**EXERCISE REQUIREMENTS**
The exercise asks for every line of the data to be reproduced exactly.
■ ■ ■
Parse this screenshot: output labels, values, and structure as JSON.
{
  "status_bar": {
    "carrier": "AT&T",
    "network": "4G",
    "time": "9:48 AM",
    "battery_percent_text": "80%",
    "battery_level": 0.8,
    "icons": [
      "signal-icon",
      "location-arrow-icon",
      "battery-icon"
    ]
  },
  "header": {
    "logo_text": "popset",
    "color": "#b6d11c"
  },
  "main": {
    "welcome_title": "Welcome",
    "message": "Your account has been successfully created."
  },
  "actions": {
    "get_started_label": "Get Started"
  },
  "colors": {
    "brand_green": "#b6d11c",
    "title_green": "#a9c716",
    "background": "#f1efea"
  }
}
■ ■ ■
**EXERCISE SOLUTION**
Parse this screenshot: output labels, values, and structure as JSON.
{
  "status_bar": {
    "carrier": "AT&T",
    "network": "4G",
    "time": "9:48 AM",
    "battery_percent_text": "80%",
    "battery_level": 0.8,
    "icons": [
      "signal-icon",
      "location-arrow-icon",
      "battery-icon"
    ]
  },
  "header": {
    "logo_text": "popset",
    "color": "#b6d11c"
  },
  "main": {
    "welcome_title": "Welcome",
    "message": "Your account has been successfully created."
  },
  "actions": {
    "get_started_label": "Get Started"
  },
  "colors": {
    "brand_green": "#b6d11c",
    "title_green": "#a9c716",
    "background": "#f1efea"
  }
}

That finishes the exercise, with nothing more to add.